Raw records:
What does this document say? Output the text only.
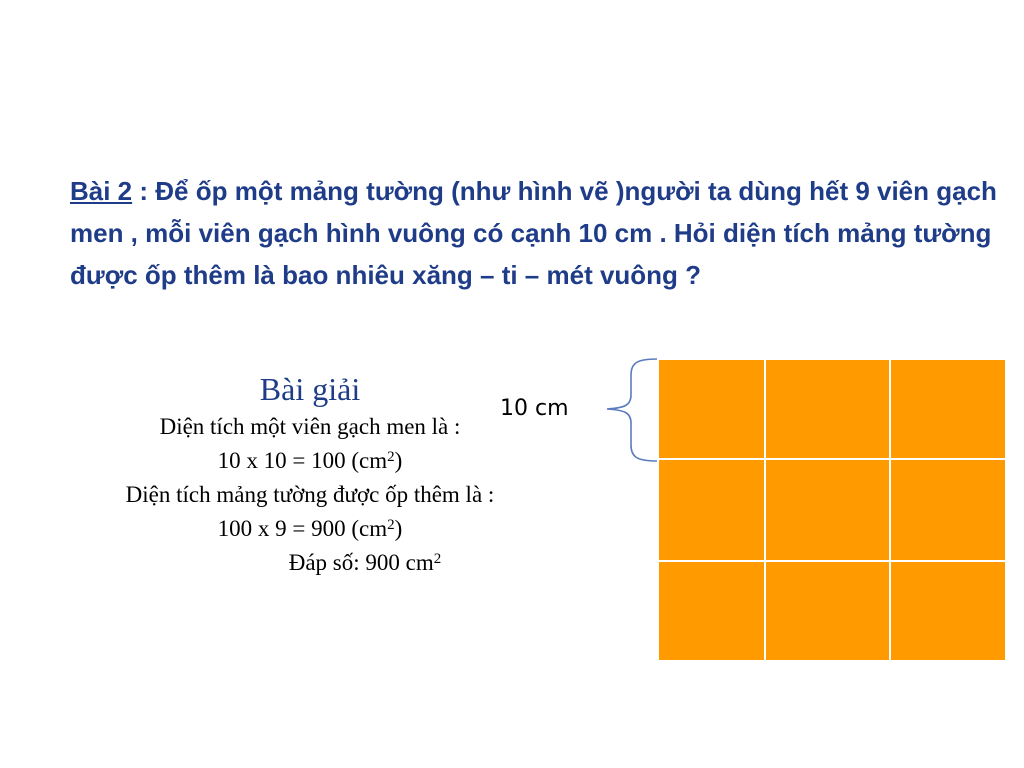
Bài 2 : Để ốp một mảng tường (như hình vẽ )người ta dùng hết 9 viên gạch men , mỗi viên gạch hình vuông có cạnh 10 cm . Hỏi diện tích mảng tường được ốp thêm là bao nhiêu xăng – ti – mét vuông ?

Bài giải
Diện tích một viên gạch men là :
10 x 10 = 100 $(cm^2)$
Diện tích mảng tường được ốp thêm là :
100 x 9 = 900 $(cm^2)$
Đáp số: 900 $cm^2$
10 cm
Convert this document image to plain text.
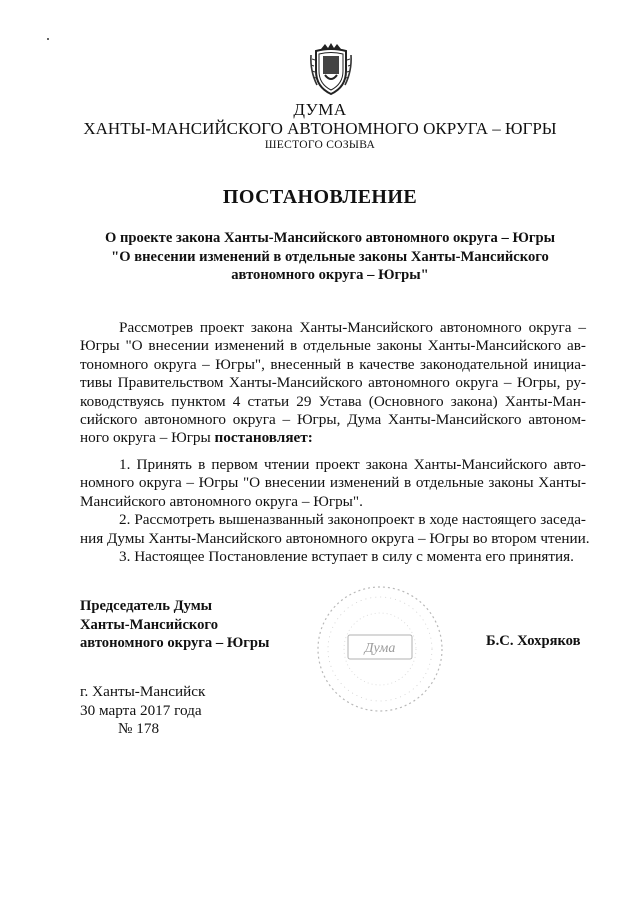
ДУМА
ХАНТЫ-МАНСИЙСКОГО АВТОНОМНОГО ОКРУГА – ЮГРЫ
ШЕСТОГО СОЗЫВА
ПОСТАНОВЛЕНИЕ
О проекте закона Ханты-Мансийского автономного округа – Югры
"О внесении изменений в отдельные законы Ханты-Мансийского
автономного округа – Югры"
Рассмотрев проект закона Ханты-Мансийского автономного округа –
Югры "О внесении изменений в отдельные законы Ханты-Мансийского ав-
тономного округа – Югры", внесенный в качестве законодательной инициа-
тивы Правительством Ханты-Мансийского автономного округа – Югры, ру-
ководствуясь пунктом 4 статьи 29 Устава (Основного закона) Ханты-Ман-
сийского автономного округа – Югры, Дума Ханты-Мансийского автоном-
ного округа – Югры постановляет:
1. Принять в первом чтении проект закона Ханты-Мансийского авто-
номного округа – Югры "О внесении изменений в отдельные законы Ханты-
Мансийского автономного округа – Югры".
2. Рассмотреть вышеназванный законопроект в ходе настоящего заседа-
ния Думы Ханты-Мансийского автономного округа – Югры во втором чтении.
3. Настоящее Постановление вступает в силу с момента его принятия.
Председатель Думы
Ханты-Мансийского
автономного округа – Югры	Дума	Б.С. Хохряков
г. Ханты-Мансийск
30 марта 2017 года
№ 178
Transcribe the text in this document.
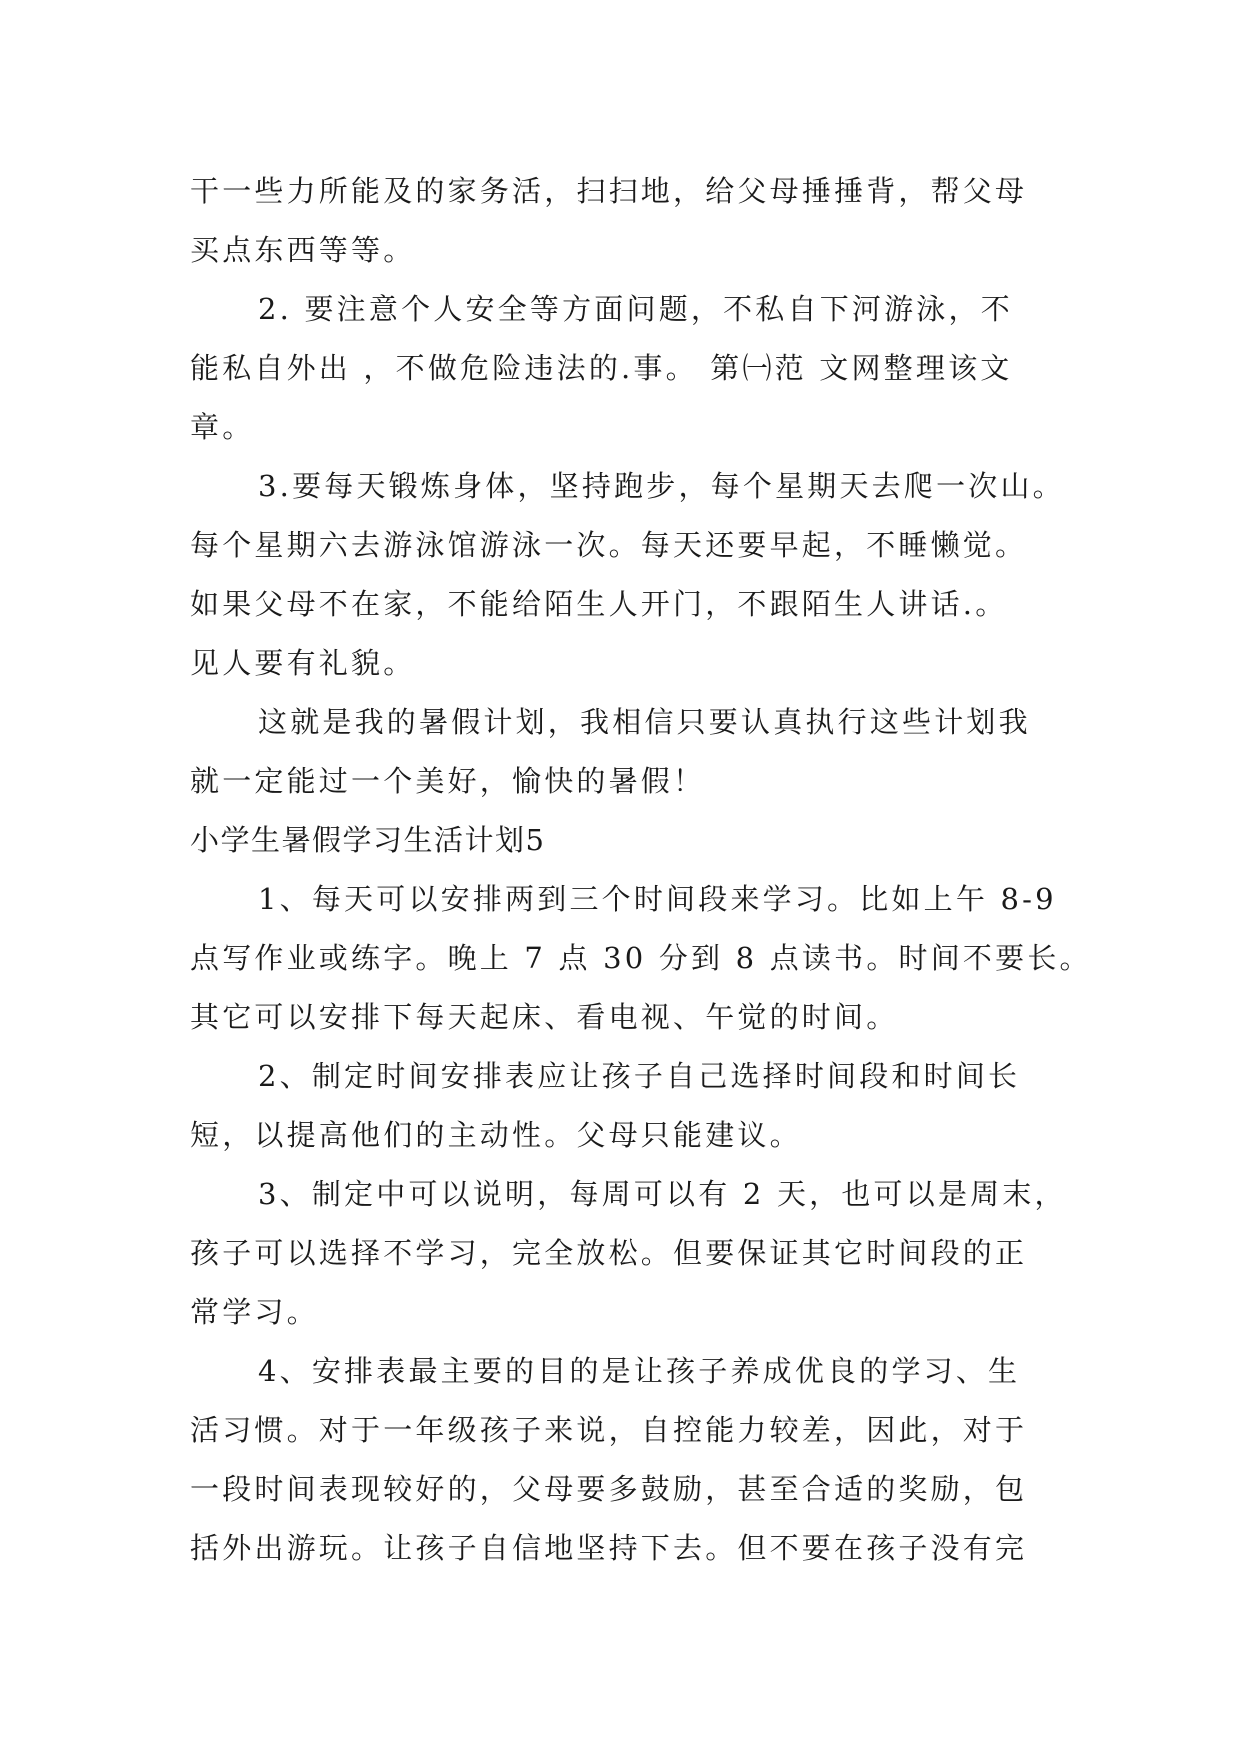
干一些力所能及的家务活，扫扫地，给父母捶捶背，帮父母

买点东西等等。

2. 要注意个人安全等方面问题，不私自下河游泳，不

能私自外出 ，不做危险违法的.事。 第㈠范 文网整理该文

章。

3.要每天锻炼身体，坚持跑步，每个星期天去爬一次山。

每个星期六去游泳馆游泳一次。每天还要早起，不睡懒觉。

如果父母不在家，不能给陌生人开门，不跟陌生人讲话.。

见人要有礼貌。

这就是我的暑假计划，我相信只要认真执行这些计划我

就一定能过一个美好，愉快的暑假！

小学生暑假学习生活计划5

1、每天可以安排两到三个时间段来学习。比如上午 8-9

点写作业或练字。晚上 7 点 30 分到 8 点读书。时间不要长。

其它可以安排下每天起床、看电视、午觉的时间。

2、制定时间安排表应让孩子自己选择时间段和时间长

短，以提高他们的主动性。父母只能建议。

3、制定中可以说明，每周可以有 2 天，也可以是周末，

孩子可以选择不学习，完全放松。但要保证其它时间段的正

常学习。

4、安排表最主要的目的是让孩子养成优良的学习、生

活习惯。对于一年级孩子来说，自控能力较差，因此，对于

一段时间表现较好的，父母要多鼓励，甚至合适的奖励，包

括外出游玩。让孩子自信地坚持下去。但不要在孩子没有完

Your task: Select and copy every line from the records that includes the word "отдельные".

Solution:
"О внесении изменений в отдельные законы Ханты-Мансийского
Югры "О внесении изменений в отдельные законы Ханты-Мансийского ав-
номного округа – Югры "О внесении изменений в отдельные законы Ханты-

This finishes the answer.